* _EXERCISE GOAL_: Transcribe the entries exactly; images are not part of the copy.
-- BEGIN INPUT ROWS --
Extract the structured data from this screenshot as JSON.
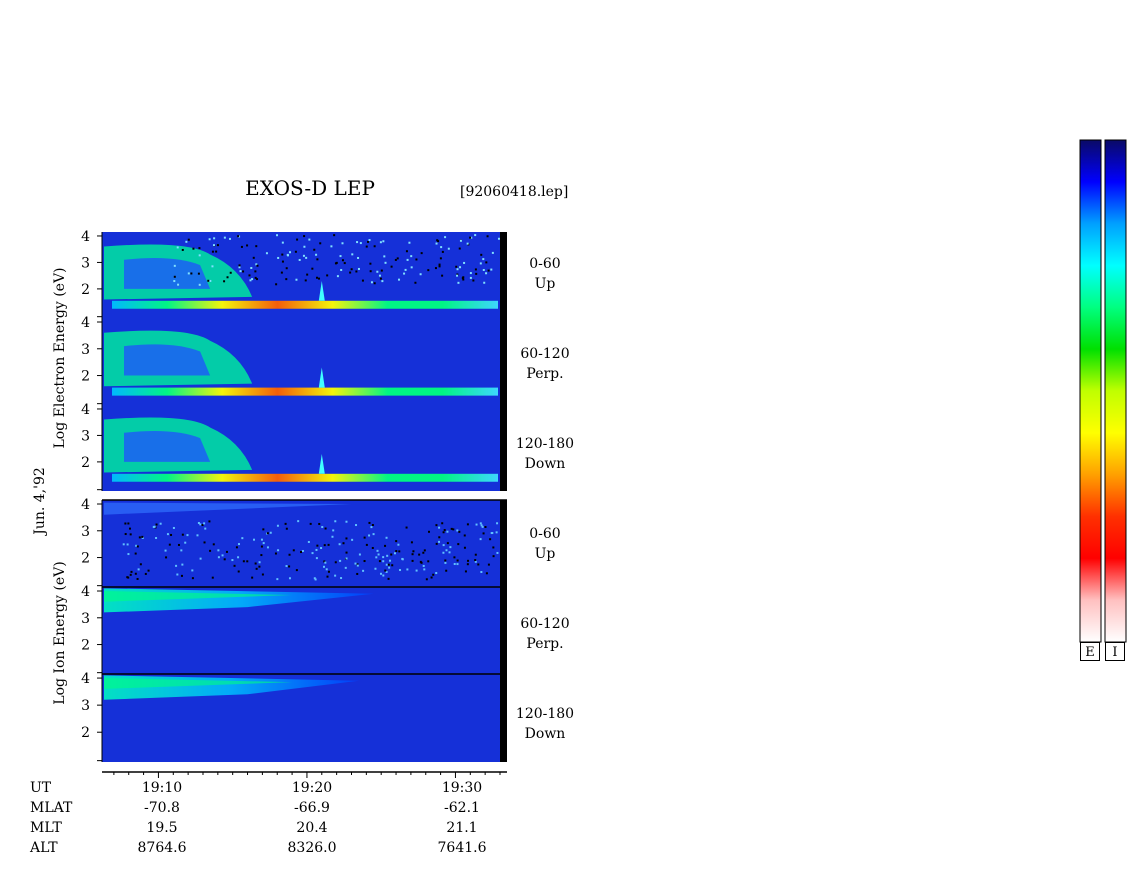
{
  "header": {
    "title": "EXOS-D LEP",
    "file_id": "[92060418.lep]"
  },
  "date_label": "Jun. 4,'92",
  "groups": [
    {
      "name": "electron",
      "ylabel": "Log Electron Energy (eV)"
    },
    {
      "name": "ion",
      "ylabel": "Log Ion Energy (eV)"
    }
  ],
  "panels": [
    {
      "angle": "0-60",
      "dir": "Up"
    },
    {
      "angle": "60-120",
      "dir": "Perp."
    },
    {
      "angle": "120-180",
      "dir": "Down"
    },
    {
      "angle": "0-60",
      "dir": "Up"
    },
    {
      "angle": "60-120",
      "dir": "Perp."
    },
    {
      "angle": "120-180",
      "dir": "Down"
    }
  ],
  "chart_data": {
    "type": "heatmap",
    "title": "EXOS-D LEP",
    "ylim": [
      1,
      4
    ],
    "yticks": [
      "4",
      "3",
      "2"
    ],
    "x_times": [
      "19:10",
      "19:20",
      "19:30"
    ],
    "ephemeris": {
      "labels": [
        "UT",
        "MLAT",
        "MLT",
        "ALT"
      ],
      "UT": [
        "19:10",
        "19:20",
        "19:30"
      ],
      "MLAT": [
        "-70.8",
        "-66.9",
        "-62.1"
      ],
      "MLT": [
        "19.5",
        "20.4",
        "21.1"
      ],
      "ALT": [
        "8764.6",
        "8326.0",
        "7641.6"
      ]
    },
    "colormap": [
      "#0a0a66",
      "#0000ff",
      "#00a0ff",
      "#00ffff",
      "#00ff80",
      "#00e000",
      "#c0ff00",
      "#ffff00",
      "#ffa000",
      "#ff3000",
      "#ff0000",
      "#ffc0c0",
      "#ffffff"
    ],
    "colorbar_labels": [
      "E",
      "I"
    ]
  }
}
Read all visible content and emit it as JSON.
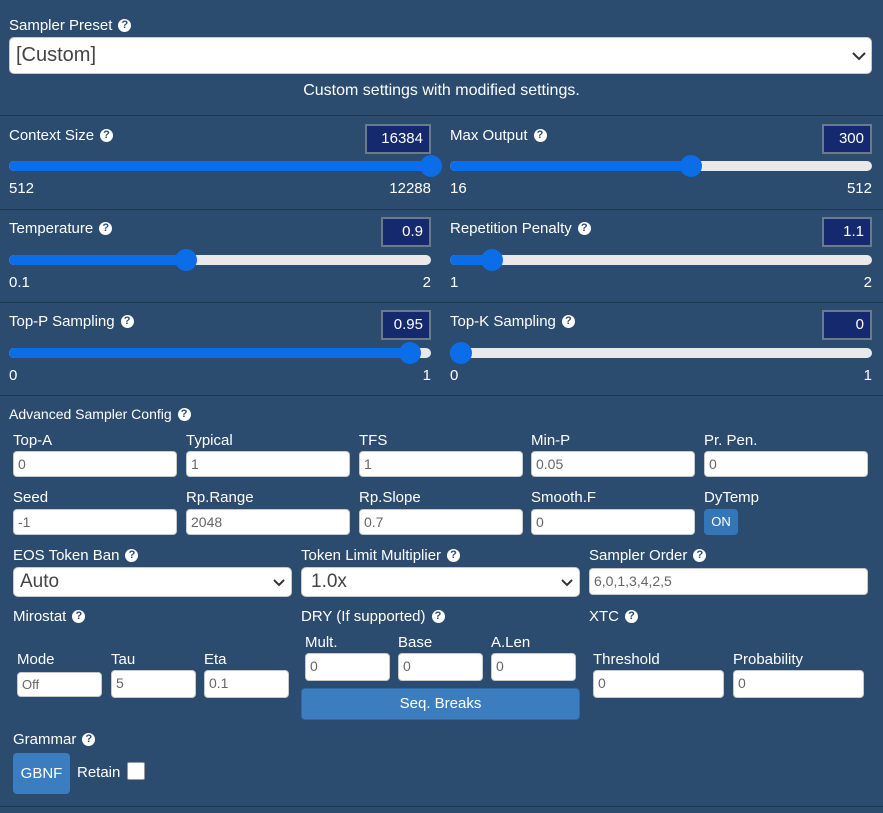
{
  "preset": {
    "label": "Sampler Preset",
    "value": "[Custom]",
    "description": "Custom settings with modified settings."
  },
  "sliders": {
    "context_size": {
      "label": "Context Size",
      "value": "16384",
      "min": "512",
      "max": "12288",
      "fraction": 1.0
    },
    "max_output": {
      "label": "Max Output",
      "value": "300",
      "min": "16",
      "max": "512",
      "fraction": 0.57
    },
    "temperature": {
      "label": "Temperature",
      "value": "0.9",
      "min": "0.1",
      "max": "2",
      "fraction": 0.42
    },
    "rep_penalty": {
      "label": "Repetition Penalty",
      "value": "1.1",
      "min": "1",
      "max": "2",
      "fraction": 0.1
    },
    "top_p": {
      "label": "Top-P Sampling",
      "value": "0.95",
      "min": "0",
      "max": "1",
      "fraction": 0.95
    },
    "top_k": {
      "label": "Top-K Sampling",
      "value": "0",
      "min": "0",
      "max": "1",
      "fraction": 0.0
    }
  },
  "advanced": {
    "title": "Advanced Sampler Config",
    "top_a": {
      "label": "Top-A",
      "value": "0"
    },
    "typical": {
      "label": "Typical",
      "value": "1"
    },
    "tfs": {
      "label": "TFS",
      "value": "1"
    },
    "min_p": {
      "label": "Min-P",
      "value": "0.05"
    },
    "pr_pen": {
      "label": "Pr. Pen.",
      "value": "0"
    },
    "seed": {
      "label": "Seed",
      "value": "-1"
    },
    "rp_range": {
      "label": "Rp.Range",
      "value": "2048"
    },
    "rp_slope": {
      "label": "Rp.Slope",
      "value": "0.7"
    },
    "smooth_f": {
      "label": "Smooth.F",
      "value": "0"
    },
    "dytemp": {
      "label": "DyTemp",
      "value": "ON"
    }
  },
  "eos": {
    "label": "EOS Token Ban",
    "value": "Auto"
  },
  "token_limit": {
    "label": "Token Limit Multiplier",
    "value": "1.0x"
  },
  "sampler_order": {
    "label": "Sampler Order",
    "value": "6,0,1,3,4,2,5"
  },
  "mirostat": {
    "label": "Mirostat",
    "mode": {
      "label": "Mode",
      "value": "Off"
    },
    "tau": {
      "label": "Tau",
      "value": "5"
    },
    "eta": {
      "label": "Eta",
      "value": "0.1"
    }
  },
  "dry": {
    "label": "DRY (If supported)",
    "mult": {
      "label": "Mult.",
      "value": "0"
    },
    "base": {
      "label": "Base",
      "value": "0"
    },
    "alen": {
      "label": "A.Len",
      "value": "0"
    },
    "seq_breaks": "Seq. Breaks"
  },
  "xtc": {
    "label": "XTC",
    "threshold": {
      "label": "Threshold",
      "value": "0"
    },
    "probability": {
      "label": "Probability",
      "value": "0"
    }
  },
  "grammar": {
    "label": "Grammar",
    "gbnf": "GBNF",
    "retain": "Retain"
  },
  "help_glyph": "?"
}
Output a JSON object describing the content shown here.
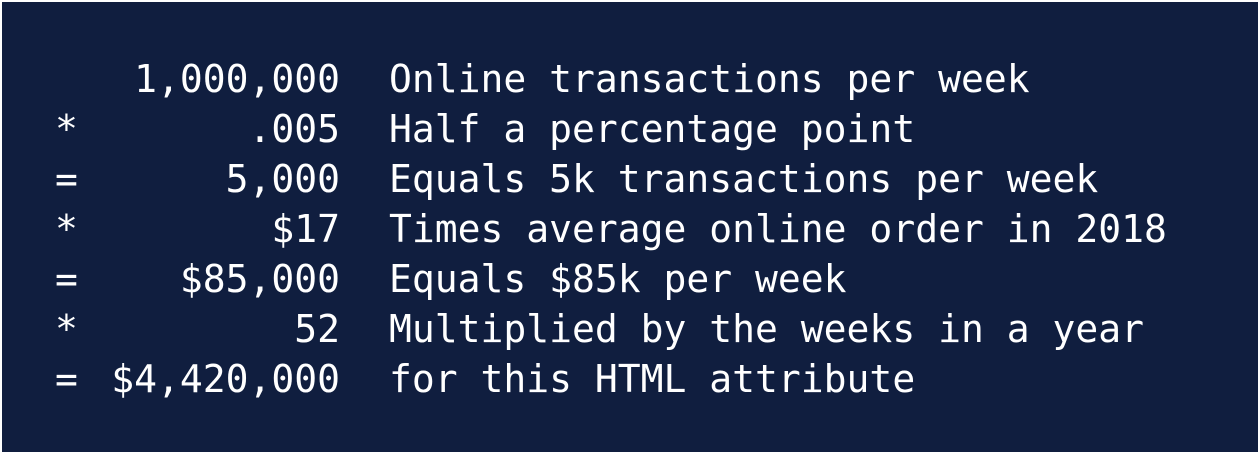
{
  "rows": [
    {
      "value": "1,000,000",
      "text": "Online transactions per week"
    },
    {
      "op": "*",
      "value": ".005",
      "text": "Half a percentage point"
    },
    {
      "op": "=",
      "value": "5,000",
      "text": "Equals 5k transactions per week"
    },
    {
      "op": "*",
      "value": "$17",
      "text": "Times average online order in 2018"
    },
    {
      "op": "=",
      "value": "$85,000",
      "text": "Equals $85k per week"
    },
    {
      "op": "*",
      "value": "52",
      "text": "Multiplied by the weeks in a year"
    },
    {
      "op": "=",
      "value": "$4,420,000",
      "text": "for this HTML attribute"
    }
  ]
}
-- END INPUT ROWS --
* _RESPONSE BELOW_:
Extract the structured data from this screenshot as JSON.
{
  "header": {
    "title": "EXOS-D LEP",
    "file_id": "[92060418.lep]"
  },
  "date_label": "Jun. 4,'92",
  "groups": [
    {
      "name": "electron",
      "ylabel": "Log Electron Energy (eV)"
    },
    {
      "name": "ion",
      "ylabel": "Log Ion Energy (eV)"
    }
  ],
  "panels": [
    {
      "angle": "0-60",
      "dir": "Up"
    },
    {
      "angle": "60-120",
      "dir": "Perp."
    },
    {
      "angle": "120-180",
      "dir": "Down"
    },
    {
      "angle": "0-60",
      "dir": "Up"
    },
    {
      "angle": "60-120",
      "dir": "Perp."
    },
    {
      "angle": "120-180",
      "dir": "Down"
    }
  ],
  "chart_data": {
    "type": "heatmap",
    "title": "EXOS-D LEP",
    "ylim": [
      1,
      4
    ],
    "yticks": [
      "4",
      "3",
      "2"
    ],
    "x_times": [
      "19:10",
      "19:20",
      "19:30"
    ],
    "ephemeris": {
      "labels": [
        "UT",
        "MLAT",
        "MLT",
        "ALT"
      ],
      "UT": [
        "19:10",
        "19:20",
        "19:30"
      ],
      "MLAT": [
        "-70.8",
        "-66.9",
        "-62.1"
      ],
      "MLT": [
        "19.5",
        "20.4",
        "21.1"
      ],
      "ALT": [
        "8764.6",
        "8326.0",
        "7641.6"
      ]
    },
    "colormap": [
      "#0a0a66",
      "#0000ff",
      "#00a0ff",
      "#00ffff",
      "#00ff80",
      "#00e000",
      "#c0ff00",
      "#ffff00",
      "#ffa000",
      "#ff3000",
      "#ff0000",
      "#ffc0c0",
      "#ffffff"
    ],
    "colorbar_labels": [
      "E",
      "I"
    ]
  }
}
Read all visible content and emit it as JSON.
{
  "preset": {
    "label": "Sampler Preset",
    "value": "[Custom]",
    "description": "Custom settings with modified settings."
  },
  "sliders": {
    "context_size": {
      "label": "Context Size",
      "value": "16384",
      "min": "512",
      "max": "12288",
      "fraction": 1.0
    },
    "max_output": {
      "label": "Max Output",
      "value": "300",
      "min": "16",
      "max": "512",
      "fraction": 0.57
    },
    "temperature": {
      "label": "Temperature",
      "value": "0.9",
      "min": "0.1",
      "max": "2",
      "fraction": 0.42
    },
    "rep_penalty": {
      "label": "Repetition Penalty",
      "value": "1.1",
      "min": "1",
      "max": "2",
      "fraction": 0.1
    },
    "top_p": {
      "label": "Top-P Sampling",
      "value": "0.95",
      "min": "0",
      "max": "1",
      "fraction": 0.95
    },
    "top_k": {
      "label": "Top-K Sampling",
      "value": "0",
      "min": "0",
      "max": "1",
      "fraction": 0.0
    }
  },
  "advanced": {
    "title": "Advanced Sampler Config",
    "top_a": {
      "label": "Top-A",
      "value": "0"
    },
    "typical": {
      "label": "Typical",
      "value": "1"
    },
    "tfs": {
      "label": "TFS",
      "value": "1"
    },
    "min_p": {
      "label": "Min-P",
      "value": "0.05"
    },
    "pr_pen": {
      "label": "Pr. Pen.",
      "value": "0"
    },
    "seed": {
      "label": "Seed",
      "value": "-1"
    },
    "rp_range": {
      "label": "Rp.Range",
      "value": "2048"
    },
    "rp_slope": {
      "label": "Rp.Slope",
      "value": "0.7"
    },
    "smooth_f": {
      "label": "Smooth.F",
      "value": "0"
    },
    "dytemp": {
      "label": "DyTemp",
      "value": "ON"
    }
  },
  "eos": {
    "label": "EOS Token Ban",
    "value": "Auto"
  },
  "token_limit": {
    "label": "Token Limit Multiplier",
    "value": "1.0x"
  },
  "sampler_order": {
    "label": "Sampler Order",
    "value": "6,0,1,3,4,2,5"
  },
  "mirostat": {
    "label": "Mirostat",
    "mode": {
      "label": "Mode",
      "value": "Off"
    },
    "tau": {
      "label": "Tau",
      "value": "5"
    },
    "eta": {
      "label": "Eta",
      "value": "0.1"
    }
  },
  "dry": {
    "label": "DRY (If supported)",
    "mult": {
      "label": "Mult.",
      "value": "0"
    },
    "base": {
      "label": "Base",
      "value": "0"
    },
    "alen": {
      "label": "A.Len",
      "value": "0"
    },
    "seq_breaks": "Seq. Breaks"
  },
  "xtc": {
    "label": "XTC",
    "threshold": {
      "label": "Threshold",
      "value": "0"
    },
    "probability": {
      "label": "Probability",
      "value": "0"
    }
  },
  "grammar": {
    "label": "Grammar",
    "gbnf": "GBNF",
    "retain": "Retain"
  },
  "help_glyph": "?"
}
Output a JSON object describing the content shown here.
{
  "rows": [
    {
      "value": "1,000,000",
      "text": "Online transactions per week"
    },
    {
      "op": "*",
      "value": ".005",
      "text": "Half a percentage point"
    },
    {
      "op": "=",
      "value": "5,000",
      "text": "Equals 5k transactions per week"
    },
    {
      "op": "*",
      "value": "$17",
      "text": "Times average online order in 2018"
    },
    {
      "op": "=",
      "value": "$85,000",
      "text": "Equals $85k per week"
    },
    {
      "op": "*",
      "value": "52",
      "text": "Multiplied by the weeks in a year"
    },
    {
      "op": "=",
      "value": "$4,420,000",
      "text": "for this HTML attribute"
    }
  ]
}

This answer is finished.